◆ **AIM OF THE EXERCISE**
Quote all of the data exactly as given. Skip every picture it contains.
BEGIN INPUT FOR THIS TASK
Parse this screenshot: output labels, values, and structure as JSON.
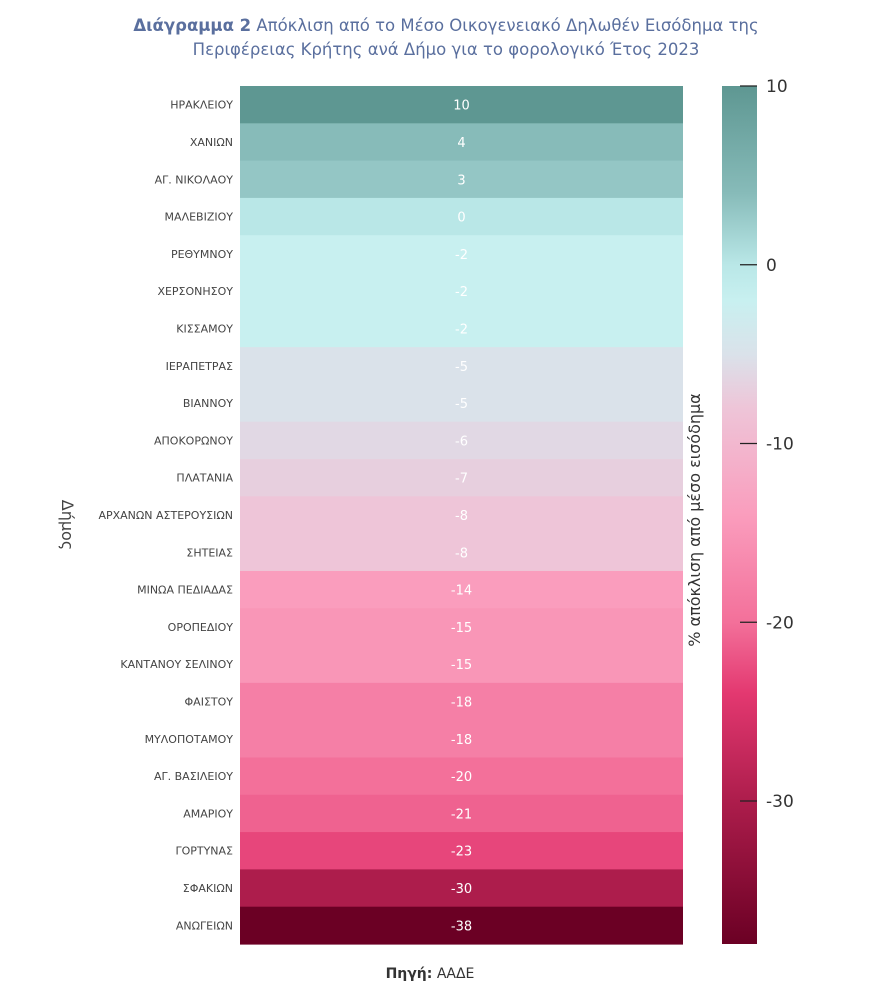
{
  "title": {
    "lead": "Διάγραμμα  2",
    "line1": " Απόκλιση από το Μέσο Οικογενειακό Δηλωθέν Εισόδημα της",
    "line2": "Περιφέρειας Κρήτης ανά Δήμο για το φορολογικό Έτος 2023"
  },
  "source": {
    "label": "Πηγή:",
    "value": " ΑΑΔΕ"
  },
  "chart_data": {
    "type": "heatmap",
    "ylabel": "Δήμος",
    "colorbar_label": "% απόκλιση από μέσο εισόδημα",
    "colorbar_ticks": [
      10,
      0,
      -10,
      -20,
      -30
    ],
    "color_range": [
      -38,
      10
    ],
    "categories": [
      "ΗΡΑΚΛΕΙΟΥ",
      "ΧΑΝΙΩΝ",
      "ΑΓ. ΝΙΚΟΛΑΟΥ",
      "ΜΑΛΕΒΙΖΙΟΥ",
      "ΡΕΘΥΜΝΟΥ",
      "ΧΕΡΣΟΝΗΣΟΥ",
      "ΚΙΣΣΑΜΟΥ",
      "ΙΕΡΑΠΕΤΡΑΣ",
      "ΒΙΑΝΝΟΥ",
      "ΑΠΟΚΟΡΩΝΟΥ",
      "ΠΛΑΤΑΝΙΑ",
      "ΑΡΧΑΝΩΝ ΑΣΤΕΡΟΥΣΙΩΝ",
      "ΣΗΤΕΙΑΣ",
      "ΜΙΝΩΑ ΠΕΔΙΑΔΑΣ",
      "ΟΡΟΠΕΔΙΟΥ",
      "ΚΑΝΤΑΝΟΥ ΣΕΛΙΝΟΥ",
      "ΦΑΙΣΤΟΥ",
      "ΜΥΛΟΠΟΤΑΜΟΥ",
      "ΑΓ. ΒΑΣΙΛΕΙΟΥ",
      "ΑΜΑΡΙΟΥ",
      "ΓΟΡΤΥΝΑΣ",
      "ΣΦΑΚΙΩΝ",
      "ΑΝΩΓΕΙΩΝ"
    ],
    "values": [
      10,
      4,
      3,
      0,
      -2,
      -2,
      -2,
      -5,
      -5,
      -6,
      -7,
      -8,
      -8,
      -14,
      -15,
      -15,
      -18,
      -18,
      -20,
      -21,
      -23,
      -30,
      -38
    ],
    "colorscale": [
      {
        "v": 10,
        "color": "#5e9792"
      },
      {
        "v": 4,
        "color": "#87bbb9"
      },
      {
        "v": 0,
        "color": "#b9e7e7"
      },
      {
        "v": -2,
        "color": "#c8f0f0"
      },
      {
        "v": -5,
        "color": "#dae2ea"
      },
      {
        "v": -8,
        "color": "#eec5d8"
      },
      {
        "v": -14,
        "color": "#fa9dbd"
      },
      {
        "v": -20,
        "color": "#f3709a"
      },
      {
        "v": -24,
        "color": "#e33870"
      },
      {
        "v": -30,
        "color": "#ad1d4c"
      },
      {
        "v": -38,
        "color": "#6b0024"
      }
    ]
  }
}
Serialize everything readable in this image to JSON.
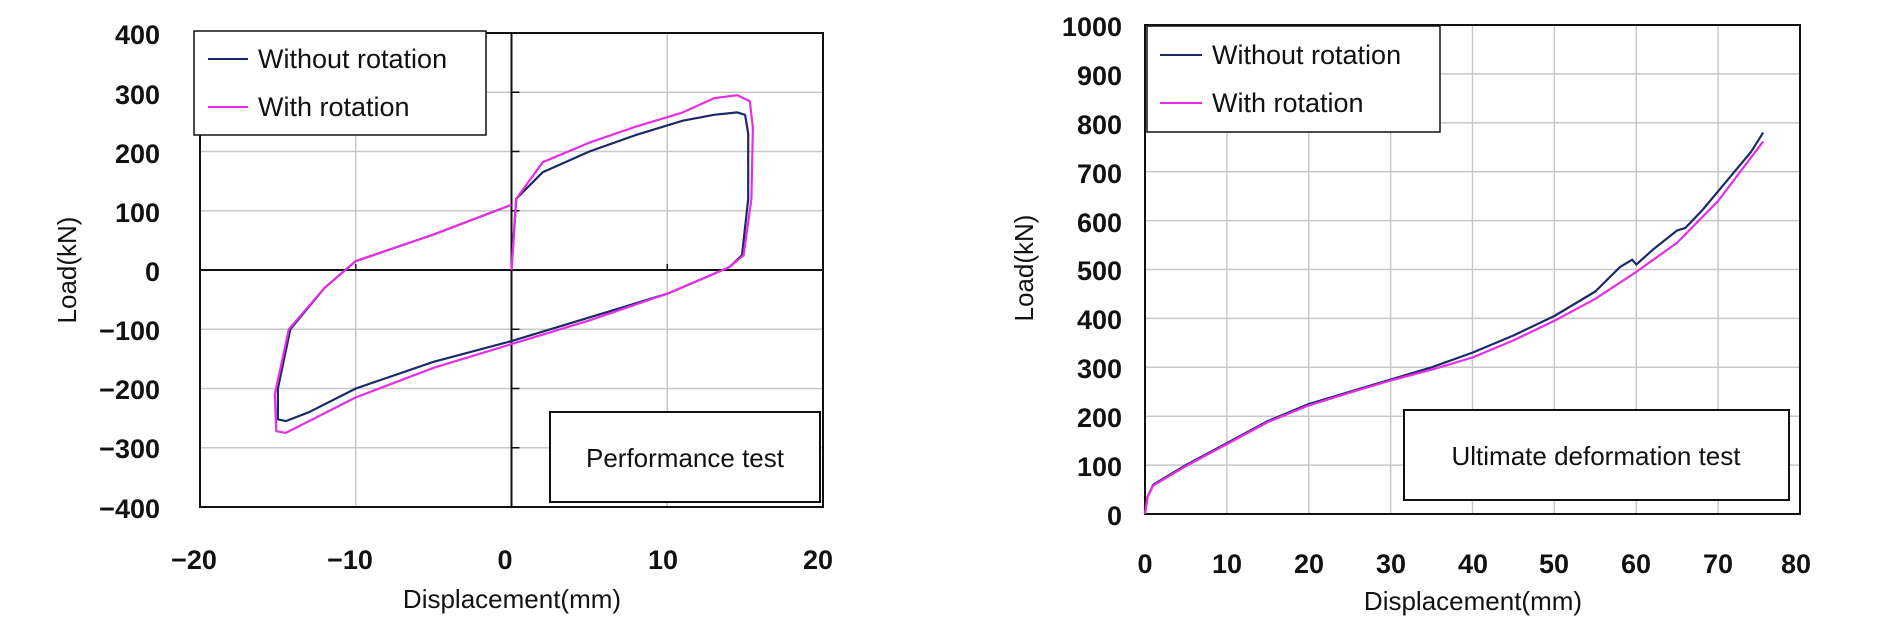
{
  "chart_data": [
    {
      "type": "line",
      "annotation": "Performance test",
      "xlabel": "Displacement(mm)",
      "ylabel": "Load(kN)",
      "xlim": [
        -20,
        20
      ],
      "ylim": [
        -400,
        400
      ],
      "xticks": [
        "−20",
        "−10",
        "0",
        "10",
        "20"
      ],
      "yticks": [
        "400",
        "300",
        "200",
        "100",
        "0",
        "−100",
        "−200",
        "−300",
        "−400"
      ],
      "grid": true,
      "legend": "top-left",
      "series": [
        {
          "name": "Without rotation",
          "color": "#1b2a66",
          "x": [
            0,
            0.3,
            2,
            5,
            8,
            11,
            13,
            14.5,
            15.0,
            15.2,
            15.2,
            14.8,
            14.0,
            12.5,
            10,
            5,
            0,
            -5,
            -10,
            -13,
            -14.5,
            -15.0,
            -15.0,
            -14.2,
            -12,
            -10,
            -5,
            0
          ],
          "y": [
            0,
            120,
            165,
            200,
            228,
            252,
            262,
            266,
            262,
            230,
            120,
            25,
            5,
            -12,
            -40,
            -80,
            -120,
            -155,
            -200,
            -240,
            -255,
            -252,
            -200,
            -100,
            -30,
            15,
            60,
            110
          ]
        },
        {
          "name": "With rotation",
          "color": "#e62ee6",
          "x": [
            0,
            0.3,
            2,
            5,
            8,
            11,
            13,
            14.5,
            15.3,
            15.5,
            15.4,
            14.9,
            14.0,
            12.5,
            10,
            5,
            0,
            -5,
            -10,
            -13,
            -14.5,
            -15.1,
            -15.2,
            -14.3,
            -12,
            -10,
            -5,
            0
          ],
          "y": [
            0,
            120,
            182,
            215,
            242,
            266,
            290,
            295,
            285,
            240,
            120,
            25,
            5,
            -12,
            -40,
            -85,
            -125,
            -165,
            -215,
            -255,
            -275,
            -272,
            -210,
            -100,
            -30,
            15,
            60,
            110
          ]
        }
      ]
    },
    {
      "type": "line",
      "annotation": "Ultimate deformation test",
      "xlabel": "Displacement(mm)",
      "ylabel": "Load(kN)",
      "xlim": [
        0,
        80
      ],
      "ylim": [
        0,
        1000
      ],
      "xticks": [
        "0",
        "10",
        "20",
        "30",
        "40",
        "50",
        "60",
        "70",
        "80"
      ],
      "yticks": [
        "1000",
        "900",
        "800",
        "700",
        "600",
        "500",
        "400",
        "300",
        "200",
        "100",
        "0"
      ],
      "grid": true,
      "legend": "top-left",
      "series": [
        {
          "name": "Without rotation",
          "color": "#1b2a66",
          "x": [
            0,
            0.3,
            1,
            5,
            10,
            15,
            20,
            25,
            30,
            35,
            40,
            45,
            50,
            55,
            58,
            59.5,
            60,
            62,
            65,
            66,
            68,
            70,
            72,
            74,
            75.5
          ],
          "y": [
            0,
            35,
            60,
            100,
            145,
            190,
            225,
            250,
            275,
            300,
            330,
            365,
            405,
            455,
            505,
            520,
            510,
            540,
            580,
            585,
            620,
            660,
            700,
            740,
            780
          ]
        },
        {
          "name": "With rotation",
          "color": "#e62ee6",
          "x": [
            0,
            0.3,
            1,
            5,
            10,
            15,
            20,
            25,
            30,
            35,
            40,
            45,
            50,
            55,
            60,
            65,
            70,
            75.5
          ],
          "y": [
            0,
            35,
            58,
            98,
            143,
            188,
            222,
            248,
            273,
            295,
            320,
            355,
            395,
            440,
            495,
            555,
            640,
            762
          ]
        }
      ]
    }
  ]
}
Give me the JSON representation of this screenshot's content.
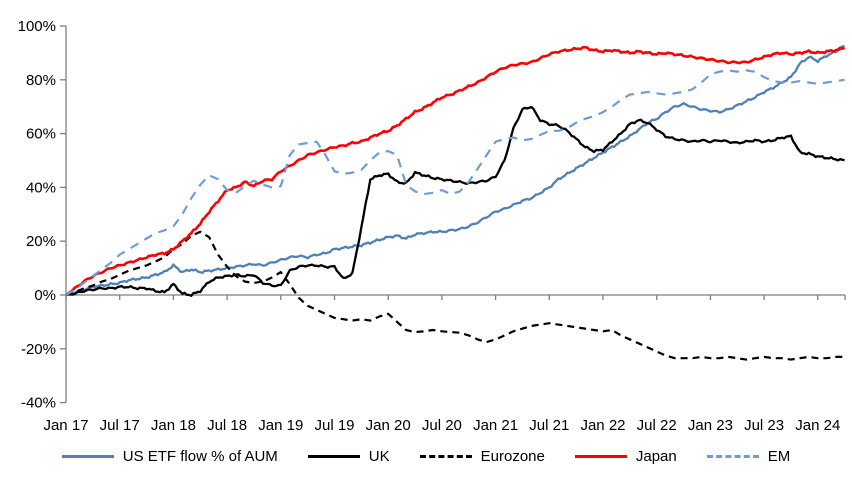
END INPUT FOR THIS TASK
◆ **REPLY TO THE EXERCISE**
Parse this screenshot: output labels, values, and structure as JSON.
{
  "title": {
    "lead": "Διάγραμμα  2",
    "line1": " Απόκλιση από το Μέσο Οικογενειακό Δηλωθέν Εισόδημα της",
    "line2": "Περιφέρειας Κρήτης ανά Δήμο για το φορολογικό Έτος 2023"
  },
  "source": {
    "label": "Πηγή:",
    "value": " ΑΑΔΕ"
  },
  "chart_data": {
    "type": "heatmap",
    "ylabel": "Δήμος",
    "colorbar_label": "% απόκλιση από μέσο εισόδημα",
    "colorbar_ticks": [
      10,
      0,
      -10,
      -20,
      -30
    ],
    "color_range": [
      -38,
      10
    ],
    "categories": [
      "ΗΡΑΚΛΕΙΟΥ",
      "ΧΑΝΙΩΝ",
      "ΑΓ. ΝΙΚΟΛΑΟΥ",
      "ΜΑΛΕΒΙΖΙΟΥ",
      "ΡΕΘΥΜΝΟΥ",
      "ΧΕΡΣΟΝΗΣΟΥ",
      "ΚΙΣΣΑΜΟΥ",
      "ΙΕΡΑΠΕΤΡΑΣ",
      "ΒΙΑΝΝΟΥ",
      "ΑΠΟΚΟΡΩΝΟΥ",
      "ΠΛΑΤΑΝΙΑ",
      "ΑΡΧΑΝΩΝ ΑΣΤΕΡΟΥΣΙΩΝ",
      "ΣΗΤΕΙΑΣ",
      "ΜΙΝΩΑ ΠΕΔΙΑΔΑΣ",
      "ΟΡΟΠΕΔΙΟΥ",
      "ΚΑΝΤΑΝΟΥ ΣΕΛΙΝΟΥ",
      "ΦΑΙΣΤΟΥ",
      "ΜΥΛΟΠΟΤΑΜΟΥ",
      "ΑΓ. ΒΑΣΙΛΕΙΟΥ",
      "ΑΜΑΡΙΟΥ",
      "ΓΟΡΤΥΝΑΣ",
      "ΣΦΑΚΙΩΝ",
      "ΑΝΩΓΕΙΩΝ"
    ],
    "values": [
      10,
      4,
      3,
      0,
      -2,
      -2,
      -2,
      -5,
      -5,
      -6,
      -7,
      -8,
      -8,
      -14,
      -15,
      -15,
      -18,
      -18,
      -20,
      -21,
      -23,
      -30,
      -38
    ],
    "colorscale": [
      {
        "v": 10,
        "color": "#5e9792"
      },
      {
        "v": 4,
        "color": "#87bbb9"
      },
      {
        "v": 0,
        "color": "#b9e7e7"
      },
      {
        "v": -2,
        "color": "#c8f0f0"
      },
      {
        "v": -5,
        "color": "#dae2ea"
      },
      {
        "v": -8,
        "color": "#eec5d8"
      },
      {
        "v": -14,
        "color": "#fa9dbd"
      },
      {
        "v": -20,
        "color": "#f3709a"
      },
      {
        "v": -24,
        "color": "#e33870"
      },
      {
        "v": -30,
        "color": "#ad1d4c"
      },
      {
        "v": -38,
        "color": "#6b0024"
      }
    ]
  }
}
Serialize everything readable in this image to JSON.
{
  "chart_data": [
    {
      "type": "line",
      "annotation": "Performance test",
      "xlabel": "Displacement(mm)",
      "ylabel": "Load(kN)",
      "xlim": [
        -20,
        20
      ],
      "ylim": [
        -400,
        400
      ],
      "xticks": [
        "−20",
        "−10",
        "0",
        "10",
        "20"
      ],
      "yticks": [
        "400",
        "300",
        "200",
        "100",
        "0",
        "−100",
        "−200",
        "−300",
        "−400"
      ],
      "grid": true,
      "legend": "top-left",
      "series": [
        {
          "name": "Without rotation",
          "color": "#1b2a66",
          "x": [
            0,
            0.3,
            2,
            5,
            8,
            11,
            13,
            14.5,
            15.0,
            15.2,
            15.2,
            14.8,
            14.0,
            12.5,
            10,
            5,
            0,
            -5,
            -10,
            -13,
            -14.5,
            -15.0,
            -15.0,
            -14.2,
            -12,
            -10,
            -5,
            0
          ],
          "y": [
            0,
            120,
            165,
            200,
            228,
            252,
            262,
            266,
            262,
            230,
            120,
            25,
            5,
            -12,
            -40,
            -80,
            -120,
            -155,
            -200,
            -240,
            -255,
            -252,
            -200,
            -100,
            -30,
            15,
            60,
            110
          ]
        },
        {
          "name": "With rotation",
          "color": "#e62ee6",
          "x": [
            0,
            0.3,
            2,
            5,
            8,
            11,
            13,
            14.5,
            15.3,
            15.5,
            15.4,
            14.9,
            14.0,
            12.5,
            10,
            5,
            0,
            -5,
            -10,
            -13,
            -14.5,
            -15.1,
            -15.2,
            -14.3,
            -12,
            -10,
            -5,
            0
          ],
          "y": [
            0,
            120,
            182,
            215,
            242,
            266,
            290,
            295,
            285,
            240,
            120,
            25,
            5,
            -12,
            -40,
            -85,
            -125,
            -165,
            -215,
            -255,
            -275,
            -272,
            -210,
            -100,
            -30,
            15,
            60,
            110
          ]
        }
      ]
    },
    {
      "type": "line",
      "annotation": "Ultimate deformation test",
      "xlabel": "Displacement(mm)",
      "ylabel": "Load(kN)",
      "xlim": [
        0,
        80
      ],
      "ylim": [
        0,
        1000
      ],
      "xticks": [
        "0",
        "10",
        "20",
        "30",
        "40",
        "50",
        "60",
        "70",
        "80"
      ],
      "yticks": [
        "1000",
        "900",
        "800",
        "700",
        "600",
        "500",
        "400",
        "300",
        "200",
        "100",
        "0"
      ],
      "grid": true,
      "legend": "top-left",
      "series": [
        {
          "name": "Without rotation",
          "color": "#1b2a66",
          "x": [
            0,
            0.3,
            1,
            5,
            10,
            15,
            20,
            25,
            30,
            35,
            40,
            45,
            50,
            55,
            58,
            59.5,
            60,
            62,
            65,
            66,
            68,
            70,
            72,
            74,
            75.5
          ],
          "y": [
            0,
            35,
            60,
            100,
            145,
            190,
            225,
            250,
            275,
            300,
            330,
            365,
            405,
            455,
            505,
            520,
            510,
            540,
            580,
            585,
            620,
            660,
            700,
            740,
            780
          ]
        },
        {
          "name": "With rotation",
          "color": "#e62ee6",
          "x": [
            0,
            0.3,
            1,
            5,
            10,
            15,
            20,
            25,
            30,
            35,
            40,
            45,
            50,
            55,
            60,
            65,
            70,
            75.5
          ],
          "y": [
            0,
            35,
            58,
            98,
            143,
            188,
            222,
            248,
            273,
            295,
            320,
            355,
            395,
            440,
            495,
            555,
            640,
            762
          ]
        }
      ]
    }
  ]
}
Give me the JSON representation of this screenshot's content.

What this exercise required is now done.